Directions: Please quote every line word for word.

Data lines:
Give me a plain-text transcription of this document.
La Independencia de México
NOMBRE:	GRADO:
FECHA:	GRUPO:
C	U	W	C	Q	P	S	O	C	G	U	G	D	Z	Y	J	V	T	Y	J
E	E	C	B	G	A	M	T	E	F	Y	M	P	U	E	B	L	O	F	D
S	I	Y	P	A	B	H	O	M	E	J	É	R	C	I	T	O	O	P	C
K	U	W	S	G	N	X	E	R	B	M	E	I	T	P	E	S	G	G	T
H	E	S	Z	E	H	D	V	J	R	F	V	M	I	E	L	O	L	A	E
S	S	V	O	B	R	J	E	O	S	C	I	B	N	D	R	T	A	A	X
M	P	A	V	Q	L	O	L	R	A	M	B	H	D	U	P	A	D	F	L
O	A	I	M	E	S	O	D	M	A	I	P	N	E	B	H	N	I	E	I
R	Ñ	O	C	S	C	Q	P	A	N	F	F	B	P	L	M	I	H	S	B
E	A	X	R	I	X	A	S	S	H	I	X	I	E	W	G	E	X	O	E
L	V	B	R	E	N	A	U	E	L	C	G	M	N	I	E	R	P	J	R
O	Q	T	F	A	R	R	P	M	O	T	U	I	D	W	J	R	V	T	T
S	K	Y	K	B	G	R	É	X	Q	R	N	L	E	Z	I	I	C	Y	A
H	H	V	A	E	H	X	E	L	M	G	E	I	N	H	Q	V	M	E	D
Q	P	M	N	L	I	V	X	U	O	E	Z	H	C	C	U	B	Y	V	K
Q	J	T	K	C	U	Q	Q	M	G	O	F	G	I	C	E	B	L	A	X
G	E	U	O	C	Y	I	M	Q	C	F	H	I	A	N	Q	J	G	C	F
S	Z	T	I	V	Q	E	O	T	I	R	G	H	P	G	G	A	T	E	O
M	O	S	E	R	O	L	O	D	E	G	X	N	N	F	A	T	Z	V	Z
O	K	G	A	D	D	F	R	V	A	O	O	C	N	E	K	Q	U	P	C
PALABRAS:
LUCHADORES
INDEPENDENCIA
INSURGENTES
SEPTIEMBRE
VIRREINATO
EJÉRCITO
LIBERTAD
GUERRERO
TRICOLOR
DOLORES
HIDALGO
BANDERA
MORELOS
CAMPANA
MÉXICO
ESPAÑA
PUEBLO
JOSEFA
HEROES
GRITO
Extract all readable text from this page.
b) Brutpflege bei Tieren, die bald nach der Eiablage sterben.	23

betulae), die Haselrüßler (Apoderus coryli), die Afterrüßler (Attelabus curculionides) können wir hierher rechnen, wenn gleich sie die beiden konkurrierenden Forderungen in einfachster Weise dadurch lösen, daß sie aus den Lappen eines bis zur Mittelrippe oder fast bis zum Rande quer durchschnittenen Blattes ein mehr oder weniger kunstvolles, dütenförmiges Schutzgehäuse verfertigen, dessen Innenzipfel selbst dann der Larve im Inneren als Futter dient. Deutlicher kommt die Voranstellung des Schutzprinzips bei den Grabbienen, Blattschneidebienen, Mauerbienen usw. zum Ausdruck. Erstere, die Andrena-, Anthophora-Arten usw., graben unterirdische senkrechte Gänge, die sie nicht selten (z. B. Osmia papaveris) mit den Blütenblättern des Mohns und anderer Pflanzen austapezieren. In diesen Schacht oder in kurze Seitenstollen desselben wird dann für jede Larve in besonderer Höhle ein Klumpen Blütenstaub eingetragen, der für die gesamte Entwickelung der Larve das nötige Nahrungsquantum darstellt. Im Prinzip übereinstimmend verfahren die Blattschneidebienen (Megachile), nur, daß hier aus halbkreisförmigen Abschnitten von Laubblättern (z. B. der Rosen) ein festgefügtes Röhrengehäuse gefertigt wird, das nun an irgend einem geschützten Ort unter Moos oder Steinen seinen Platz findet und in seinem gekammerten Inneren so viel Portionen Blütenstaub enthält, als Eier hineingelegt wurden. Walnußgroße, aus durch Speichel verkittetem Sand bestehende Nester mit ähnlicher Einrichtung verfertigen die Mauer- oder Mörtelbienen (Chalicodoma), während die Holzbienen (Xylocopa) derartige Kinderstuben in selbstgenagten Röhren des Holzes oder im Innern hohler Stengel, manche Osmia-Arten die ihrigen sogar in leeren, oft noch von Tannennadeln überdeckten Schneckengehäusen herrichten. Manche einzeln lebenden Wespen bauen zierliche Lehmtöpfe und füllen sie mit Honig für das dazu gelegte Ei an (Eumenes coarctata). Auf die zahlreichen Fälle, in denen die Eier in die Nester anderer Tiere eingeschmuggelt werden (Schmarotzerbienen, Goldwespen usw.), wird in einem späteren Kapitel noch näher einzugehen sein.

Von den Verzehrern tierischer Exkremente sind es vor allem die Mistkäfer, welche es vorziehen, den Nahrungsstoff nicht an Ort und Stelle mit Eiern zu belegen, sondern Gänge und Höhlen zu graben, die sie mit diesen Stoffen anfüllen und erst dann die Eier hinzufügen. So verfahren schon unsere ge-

Answer in full:
Give me a plain-text transcription of this document.
La Independencia de México
NOMBRE:	GRADO:
FECHA:	GRUPO:
C	U	W	C	Q	P	S	O	C	G	U	G	D	Z	Y	J	V	T	Y	J
E	E	C	B	G	A	M	T	E	F	Y	M	P	U	E	B	L	O	F	D
S	I	Y	P	A	B	H	O	M	E	J	É	R	C	I	T	O	O	P	C
K	U	W	S	G	N	X	E	R	B	M	E	I	T	P	E	S	G	G	T
H	E	S	Z	E	H	D	V	J	R	F	V	M	I	E	L	O	L	A	E
S	S	V	O	B	R	J	E	O	S	C	I	B	N	D	R	T	A	A	X
M	P	A	V	Q	L	O	L	R	A	M	B	H	D	U	P	A	D	F	L
O	A	I	M	E	S	O	D	M	A	I	P	N	E	B	H	N	I	E	I
R	Ñ	O	C	S	C	Q	P	A	N	F	F	B	P	L	M	I	H	S	B
E	A	X	R	I	X	A	S	S	H	I	X	I	E	W	G	E	X	O	E
L	V	B	R	E	N	A	U	E	L	C	G	M	N	I	E	R	P	J	R
O	Q	T	F	A	R	R	P	M	O	T	U	I	D	W	J	R	V	T	T
S	K	Y	K	B	G	R	É	X	Q	R	N	L	E	Z	I	I	C	Y	A
H	H	V	A	E	H	X	E	L	M	G	E	I	N	H	Q	V	M	E	D
Q	P	M	N	L	I	V	X	U	O	E	Z	H	C	C	U	B	Y	V	K
Q	J	T	K	C	U	Q	Q	M	G	O	F	G	I	C	E	B	L	A	X
G	E	U	O	C	Y	I	M	Q	C	F	H	I	A	N	Q	J	G	C	F
S	Z	T	I	V	Q	E	O	T	I	R	G	H	P	G	G	A	T	E	O
M	O	S	E	R	O	L	O	D	E	G	X	N	N	F	A	T	Z	V	Z
O	K	G	A	D	D	F	R	V	A	O	O	C	N	E	K	Q	U	P	C
PALABRAS:
LUCHADORES
INDEPENDENCIA
INSURGENTES
SEPTIEMBRE
VIRREINATO
EJÉRCITO
LIBERTAD
GUERRERO
TRICOLOR
DOLORES
HIDALGO
BANDERA
MORELOS
CAMPANA
MÉXICO
ESPAÑA
PUEBLO
JOSEFA
HEROES
GRITO
Extract all readable text from this page.
b) Brutpflege bei Tieren, die bald nach der Eiablage sterben.	23

betulae), die Haselrüßler (Apoderus coryli), die Afterrüßler (Attelabus curculionides) können wir hierher rechnen, wenn gleich sie die beiden konkurrierenden Forderungen in einfachster Weise dadurch lösen, daß sie aus den Lappen eines bis zur Mittelrippe oder fast bis zum Rande quer durchschnittenen Blattes ein mehr oder weniger kunstvolles, dütenförmiges Schutzgehäuse verfertigen, dessen Innenzipfel selbst dann der Larve im Inneren als Futter dient. Deutlicher kommt die Voranstellung des Schutzprinzips bei den Grabbienen, Blattschneidebienen, Mauerbienen usw. zum Ausdruck. Erstere, die Andrena-, Anthophora-Arten usw., graben unterirdische senkrechte Gänge, die sie nicht selten (z. B. Osmia papaveris) mit den Blütenblättern des Mohns und anderer Pflanzen austapezieren. In diesen Schacht oder in kurze Seitenstollen desselben wird dann für jede Larve in besonderer Höhle ein Klumpen Blütenstaub eingetragen, der für die gesamte Entwickelung der Larve das nötige Nahrungsquantum darstellt. Im Prinzip übereinstimmend verfahren die Blattschneidebienen (Megachile), nur, daß hier aus halbkreisförmigen Abschnitten von Laubblättern (z. B. der Rosen) ein festgefügtes Röhrengehäuse gefertigt wird, das nun an irgend einem geschützten Ort unter Moos oder Steinen seinen Platz findet und in seinem gekammerten Inneren so viel Portionen Blütenstaub enthält, als Eier hineingelegt wurden. Walnußgroße, aus durch Speichel verkittetem Sand bestehende Nester mit ähnlicher Einrichtung verfertigen die Mauer- oder Mörtelbienen (Chalicodoma), während die Holzbienen (Xylocopa) derartige Kinderstuben in selbstgenagten Röhren des Holzes oder im Innern hohler Stengel, manche Osmia-Arten die ihrigen sogar in leeren, oft noch von Tannennadeln überdeckten Schneckengehäusen herrichten. Manche einzeln lebenden Wespen bauen zierliche Lehmtöpfe und füllen sie mit Honig für das dazu gelegte Ei an (Eumenes coarctata). Auf die zahlreichen Fälle, in denen die Eier in die Nester anderer Tiere eingeschmuggelt werden (Schmarotzerbienen, Goldwespen usw.), wird in einem späteren Kapitel noch näher einzugehen sein.

Von den Verzehrern tierischer Exkremente sind es vor allem die Mistkäfer, welche es vorziehen, den Nahrungsstoff nicht an Ort und Stelle mit Eiern zu belegen, sondern Gänge und Höhlen zu graben, die sie mit diesen Stoffen anfüllen und erst dann die Eier hinzufügen. So verfahren schon unsere ge-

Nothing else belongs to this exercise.